To be done: Your answer should be a single number: how many lines in the data below hold the string "JSON".

Data provided:
........

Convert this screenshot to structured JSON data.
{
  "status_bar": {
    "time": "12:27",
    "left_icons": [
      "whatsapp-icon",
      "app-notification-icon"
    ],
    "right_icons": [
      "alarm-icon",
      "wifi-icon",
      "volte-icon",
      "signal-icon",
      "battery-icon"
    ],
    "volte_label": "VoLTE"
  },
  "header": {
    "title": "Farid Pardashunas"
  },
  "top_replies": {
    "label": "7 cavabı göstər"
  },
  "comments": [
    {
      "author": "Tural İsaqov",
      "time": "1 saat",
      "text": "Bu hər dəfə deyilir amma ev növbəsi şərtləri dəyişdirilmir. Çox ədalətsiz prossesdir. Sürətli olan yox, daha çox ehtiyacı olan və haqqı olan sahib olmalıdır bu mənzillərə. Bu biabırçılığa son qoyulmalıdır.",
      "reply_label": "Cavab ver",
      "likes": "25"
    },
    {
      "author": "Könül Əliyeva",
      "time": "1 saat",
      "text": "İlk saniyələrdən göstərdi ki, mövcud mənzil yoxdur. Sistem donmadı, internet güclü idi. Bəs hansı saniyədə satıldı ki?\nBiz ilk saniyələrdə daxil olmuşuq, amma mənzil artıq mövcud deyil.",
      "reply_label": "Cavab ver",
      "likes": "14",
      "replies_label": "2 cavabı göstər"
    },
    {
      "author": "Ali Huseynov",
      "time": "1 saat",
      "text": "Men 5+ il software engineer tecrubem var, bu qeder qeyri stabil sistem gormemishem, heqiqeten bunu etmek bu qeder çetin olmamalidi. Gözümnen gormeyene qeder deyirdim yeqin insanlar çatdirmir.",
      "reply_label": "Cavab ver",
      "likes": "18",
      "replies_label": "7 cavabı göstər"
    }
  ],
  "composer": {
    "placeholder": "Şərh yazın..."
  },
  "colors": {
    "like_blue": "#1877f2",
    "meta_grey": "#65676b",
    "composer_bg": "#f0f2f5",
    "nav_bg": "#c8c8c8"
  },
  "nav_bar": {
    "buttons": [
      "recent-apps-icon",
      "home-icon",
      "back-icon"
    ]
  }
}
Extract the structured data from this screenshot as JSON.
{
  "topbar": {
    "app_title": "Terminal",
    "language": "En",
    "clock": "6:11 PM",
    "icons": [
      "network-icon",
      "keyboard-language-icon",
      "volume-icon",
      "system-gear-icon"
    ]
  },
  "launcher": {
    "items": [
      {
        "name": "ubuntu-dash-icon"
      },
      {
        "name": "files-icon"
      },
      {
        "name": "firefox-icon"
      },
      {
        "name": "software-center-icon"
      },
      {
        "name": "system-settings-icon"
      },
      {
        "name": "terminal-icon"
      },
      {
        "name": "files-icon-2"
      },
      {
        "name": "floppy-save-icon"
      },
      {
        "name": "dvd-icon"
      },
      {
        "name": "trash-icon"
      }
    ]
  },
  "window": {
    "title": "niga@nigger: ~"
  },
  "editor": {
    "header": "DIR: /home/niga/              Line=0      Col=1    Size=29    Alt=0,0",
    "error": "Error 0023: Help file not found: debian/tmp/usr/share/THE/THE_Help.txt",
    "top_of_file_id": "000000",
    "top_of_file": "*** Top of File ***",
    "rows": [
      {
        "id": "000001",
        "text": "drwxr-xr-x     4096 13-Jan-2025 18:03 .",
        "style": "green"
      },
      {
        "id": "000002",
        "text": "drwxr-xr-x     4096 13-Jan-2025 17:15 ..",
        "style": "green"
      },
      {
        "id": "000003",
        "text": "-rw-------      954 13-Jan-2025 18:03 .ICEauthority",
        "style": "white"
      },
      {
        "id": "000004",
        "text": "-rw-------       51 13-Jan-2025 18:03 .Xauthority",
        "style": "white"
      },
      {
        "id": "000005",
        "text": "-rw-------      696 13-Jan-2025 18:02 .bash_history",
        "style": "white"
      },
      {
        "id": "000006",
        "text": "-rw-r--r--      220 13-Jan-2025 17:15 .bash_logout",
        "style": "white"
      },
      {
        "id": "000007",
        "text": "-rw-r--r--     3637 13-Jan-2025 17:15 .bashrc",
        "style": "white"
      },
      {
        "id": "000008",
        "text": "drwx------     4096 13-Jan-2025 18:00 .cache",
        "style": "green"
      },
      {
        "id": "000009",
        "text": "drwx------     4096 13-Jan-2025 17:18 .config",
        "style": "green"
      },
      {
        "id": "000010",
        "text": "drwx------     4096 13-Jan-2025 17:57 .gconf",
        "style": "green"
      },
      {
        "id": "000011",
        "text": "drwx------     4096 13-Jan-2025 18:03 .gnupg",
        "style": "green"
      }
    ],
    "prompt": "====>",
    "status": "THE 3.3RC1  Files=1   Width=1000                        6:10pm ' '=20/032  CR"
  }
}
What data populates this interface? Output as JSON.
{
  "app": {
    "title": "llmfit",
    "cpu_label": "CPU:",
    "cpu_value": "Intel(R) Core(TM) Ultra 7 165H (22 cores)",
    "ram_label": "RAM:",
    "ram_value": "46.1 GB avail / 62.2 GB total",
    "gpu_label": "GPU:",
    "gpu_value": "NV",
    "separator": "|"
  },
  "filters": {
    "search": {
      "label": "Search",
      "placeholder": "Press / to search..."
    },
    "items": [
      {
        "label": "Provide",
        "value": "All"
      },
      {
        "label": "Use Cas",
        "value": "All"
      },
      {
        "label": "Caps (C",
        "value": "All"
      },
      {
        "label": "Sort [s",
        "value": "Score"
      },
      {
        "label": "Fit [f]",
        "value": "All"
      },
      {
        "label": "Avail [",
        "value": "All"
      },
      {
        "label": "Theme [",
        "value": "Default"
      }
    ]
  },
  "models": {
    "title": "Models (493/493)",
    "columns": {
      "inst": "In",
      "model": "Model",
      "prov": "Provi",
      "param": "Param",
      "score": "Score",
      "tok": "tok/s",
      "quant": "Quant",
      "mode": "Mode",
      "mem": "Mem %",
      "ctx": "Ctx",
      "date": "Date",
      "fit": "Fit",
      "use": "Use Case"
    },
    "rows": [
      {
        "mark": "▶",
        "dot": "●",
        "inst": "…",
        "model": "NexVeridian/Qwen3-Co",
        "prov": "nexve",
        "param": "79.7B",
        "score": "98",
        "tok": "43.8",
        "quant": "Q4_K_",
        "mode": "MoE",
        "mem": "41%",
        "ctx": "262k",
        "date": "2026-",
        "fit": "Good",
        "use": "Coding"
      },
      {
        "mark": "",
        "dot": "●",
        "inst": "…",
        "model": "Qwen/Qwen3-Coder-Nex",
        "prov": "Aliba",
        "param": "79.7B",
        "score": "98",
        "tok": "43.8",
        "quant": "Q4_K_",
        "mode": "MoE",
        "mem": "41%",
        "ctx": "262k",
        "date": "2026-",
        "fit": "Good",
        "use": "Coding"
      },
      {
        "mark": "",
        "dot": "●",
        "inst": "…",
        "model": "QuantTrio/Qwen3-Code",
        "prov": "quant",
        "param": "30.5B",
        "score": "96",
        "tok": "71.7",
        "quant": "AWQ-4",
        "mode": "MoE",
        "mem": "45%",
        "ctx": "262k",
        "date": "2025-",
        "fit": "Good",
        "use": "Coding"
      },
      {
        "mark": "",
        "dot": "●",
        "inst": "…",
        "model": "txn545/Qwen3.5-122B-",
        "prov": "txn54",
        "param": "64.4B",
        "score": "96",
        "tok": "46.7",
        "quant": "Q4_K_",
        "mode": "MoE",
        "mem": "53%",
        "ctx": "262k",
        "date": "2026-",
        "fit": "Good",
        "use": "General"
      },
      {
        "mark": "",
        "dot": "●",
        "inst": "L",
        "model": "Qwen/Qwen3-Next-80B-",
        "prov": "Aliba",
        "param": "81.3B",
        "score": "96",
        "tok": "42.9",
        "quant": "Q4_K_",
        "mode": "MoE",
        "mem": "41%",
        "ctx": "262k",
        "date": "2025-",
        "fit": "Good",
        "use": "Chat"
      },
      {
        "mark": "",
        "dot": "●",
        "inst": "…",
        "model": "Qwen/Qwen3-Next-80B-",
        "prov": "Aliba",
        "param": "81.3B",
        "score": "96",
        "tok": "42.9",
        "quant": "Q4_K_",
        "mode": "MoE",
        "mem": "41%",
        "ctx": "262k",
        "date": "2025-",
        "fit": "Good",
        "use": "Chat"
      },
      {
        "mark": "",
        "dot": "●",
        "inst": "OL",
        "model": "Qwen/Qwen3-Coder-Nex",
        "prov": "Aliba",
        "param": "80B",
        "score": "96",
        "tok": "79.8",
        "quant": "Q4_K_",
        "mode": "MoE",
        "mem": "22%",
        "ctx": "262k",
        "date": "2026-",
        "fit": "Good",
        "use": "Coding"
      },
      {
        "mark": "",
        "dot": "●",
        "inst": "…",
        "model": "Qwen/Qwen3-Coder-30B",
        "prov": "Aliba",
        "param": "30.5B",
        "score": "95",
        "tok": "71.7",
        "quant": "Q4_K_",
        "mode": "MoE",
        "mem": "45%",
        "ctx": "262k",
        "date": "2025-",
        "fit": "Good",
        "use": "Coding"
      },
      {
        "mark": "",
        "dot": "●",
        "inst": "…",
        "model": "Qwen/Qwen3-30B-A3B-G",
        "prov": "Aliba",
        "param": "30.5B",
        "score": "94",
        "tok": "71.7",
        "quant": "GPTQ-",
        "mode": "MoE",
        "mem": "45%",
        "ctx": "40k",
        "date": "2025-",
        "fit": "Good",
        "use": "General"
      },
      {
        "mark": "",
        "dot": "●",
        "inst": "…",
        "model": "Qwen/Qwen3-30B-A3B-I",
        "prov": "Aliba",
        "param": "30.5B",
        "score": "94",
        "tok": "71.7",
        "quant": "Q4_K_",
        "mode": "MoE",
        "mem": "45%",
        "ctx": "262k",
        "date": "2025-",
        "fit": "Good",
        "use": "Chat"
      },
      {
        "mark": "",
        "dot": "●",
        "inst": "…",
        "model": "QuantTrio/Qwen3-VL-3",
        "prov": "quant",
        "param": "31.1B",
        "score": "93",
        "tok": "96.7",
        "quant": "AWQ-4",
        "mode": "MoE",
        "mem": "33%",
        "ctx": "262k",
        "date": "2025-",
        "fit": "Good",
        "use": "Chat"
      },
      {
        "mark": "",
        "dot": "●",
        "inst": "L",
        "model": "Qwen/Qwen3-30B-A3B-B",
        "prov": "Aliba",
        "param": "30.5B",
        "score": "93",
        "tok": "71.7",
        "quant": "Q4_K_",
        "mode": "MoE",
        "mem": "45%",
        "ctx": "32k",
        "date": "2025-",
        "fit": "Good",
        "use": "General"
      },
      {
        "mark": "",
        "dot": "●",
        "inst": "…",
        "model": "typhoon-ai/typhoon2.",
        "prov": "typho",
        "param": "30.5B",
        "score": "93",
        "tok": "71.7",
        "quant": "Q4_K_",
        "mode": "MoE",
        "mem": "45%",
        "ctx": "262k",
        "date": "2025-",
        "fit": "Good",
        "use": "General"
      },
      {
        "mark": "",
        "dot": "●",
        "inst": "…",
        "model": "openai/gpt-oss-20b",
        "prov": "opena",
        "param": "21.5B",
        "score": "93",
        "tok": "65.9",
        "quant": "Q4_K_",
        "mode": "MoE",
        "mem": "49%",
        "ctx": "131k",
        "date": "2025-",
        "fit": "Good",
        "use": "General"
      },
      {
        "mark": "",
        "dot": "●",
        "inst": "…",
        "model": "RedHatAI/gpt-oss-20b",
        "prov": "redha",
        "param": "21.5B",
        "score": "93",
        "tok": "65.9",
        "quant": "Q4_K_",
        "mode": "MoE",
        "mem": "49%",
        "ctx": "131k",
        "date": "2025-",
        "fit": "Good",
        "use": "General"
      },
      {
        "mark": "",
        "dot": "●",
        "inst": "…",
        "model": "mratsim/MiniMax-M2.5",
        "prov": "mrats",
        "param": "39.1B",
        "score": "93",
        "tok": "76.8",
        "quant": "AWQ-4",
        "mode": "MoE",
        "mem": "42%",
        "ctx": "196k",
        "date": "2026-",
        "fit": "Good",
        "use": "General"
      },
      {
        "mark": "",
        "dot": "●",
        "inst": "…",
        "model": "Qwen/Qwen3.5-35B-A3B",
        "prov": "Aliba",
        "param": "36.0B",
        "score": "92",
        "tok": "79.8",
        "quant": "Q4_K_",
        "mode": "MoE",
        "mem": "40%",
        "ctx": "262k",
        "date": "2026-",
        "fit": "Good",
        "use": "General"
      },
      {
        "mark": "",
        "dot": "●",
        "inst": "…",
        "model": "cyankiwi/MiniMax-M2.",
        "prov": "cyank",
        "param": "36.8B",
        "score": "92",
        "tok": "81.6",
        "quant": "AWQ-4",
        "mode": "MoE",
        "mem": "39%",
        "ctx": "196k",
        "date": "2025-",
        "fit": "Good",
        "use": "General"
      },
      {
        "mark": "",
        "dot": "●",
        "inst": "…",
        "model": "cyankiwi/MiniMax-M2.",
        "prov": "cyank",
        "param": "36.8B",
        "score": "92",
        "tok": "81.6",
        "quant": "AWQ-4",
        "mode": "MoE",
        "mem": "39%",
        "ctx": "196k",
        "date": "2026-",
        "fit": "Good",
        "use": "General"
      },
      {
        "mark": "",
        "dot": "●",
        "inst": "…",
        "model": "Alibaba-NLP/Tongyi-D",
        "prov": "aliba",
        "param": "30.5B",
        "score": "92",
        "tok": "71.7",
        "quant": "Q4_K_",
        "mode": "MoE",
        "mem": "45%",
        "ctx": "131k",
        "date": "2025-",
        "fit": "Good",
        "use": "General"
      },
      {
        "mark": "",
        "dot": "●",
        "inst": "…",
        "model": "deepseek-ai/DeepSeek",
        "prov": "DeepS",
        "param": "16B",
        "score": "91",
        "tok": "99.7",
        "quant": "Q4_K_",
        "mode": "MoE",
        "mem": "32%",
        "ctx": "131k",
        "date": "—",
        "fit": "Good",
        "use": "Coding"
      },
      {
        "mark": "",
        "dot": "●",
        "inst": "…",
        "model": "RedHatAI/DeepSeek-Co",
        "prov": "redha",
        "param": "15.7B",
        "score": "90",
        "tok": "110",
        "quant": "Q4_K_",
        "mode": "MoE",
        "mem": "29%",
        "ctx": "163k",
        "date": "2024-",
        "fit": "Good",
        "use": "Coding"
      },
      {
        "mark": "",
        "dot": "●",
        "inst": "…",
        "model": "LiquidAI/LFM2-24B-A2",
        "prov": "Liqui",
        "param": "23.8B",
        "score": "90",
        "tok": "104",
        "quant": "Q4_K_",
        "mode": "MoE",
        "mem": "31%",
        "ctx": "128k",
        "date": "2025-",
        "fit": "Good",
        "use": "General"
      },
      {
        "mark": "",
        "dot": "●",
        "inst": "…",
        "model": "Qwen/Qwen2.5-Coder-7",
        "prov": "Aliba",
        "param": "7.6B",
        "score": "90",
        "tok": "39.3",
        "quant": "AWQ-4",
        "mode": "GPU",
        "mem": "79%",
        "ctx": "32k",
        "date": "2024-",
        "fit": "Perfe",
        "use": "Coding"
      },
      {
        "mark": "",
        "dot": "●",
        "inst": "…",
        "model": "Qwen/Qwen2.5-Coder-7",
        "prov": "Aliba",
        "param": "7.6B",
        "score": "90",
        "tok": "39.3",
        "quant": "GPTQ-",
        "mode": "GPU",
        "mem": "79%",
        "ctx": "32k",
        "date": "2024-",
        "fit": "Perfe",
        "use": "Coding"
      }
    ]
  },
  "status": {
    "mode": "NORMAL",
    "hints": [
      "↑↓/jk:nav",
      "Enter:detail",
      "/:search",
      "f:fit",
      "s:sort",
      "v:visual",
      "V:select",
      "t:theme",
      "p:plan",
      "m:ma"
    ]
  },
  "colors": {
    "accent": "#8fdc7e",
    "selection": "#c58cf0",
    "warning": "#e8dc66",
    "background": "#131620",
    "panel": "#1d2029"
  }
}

........

Result below: 3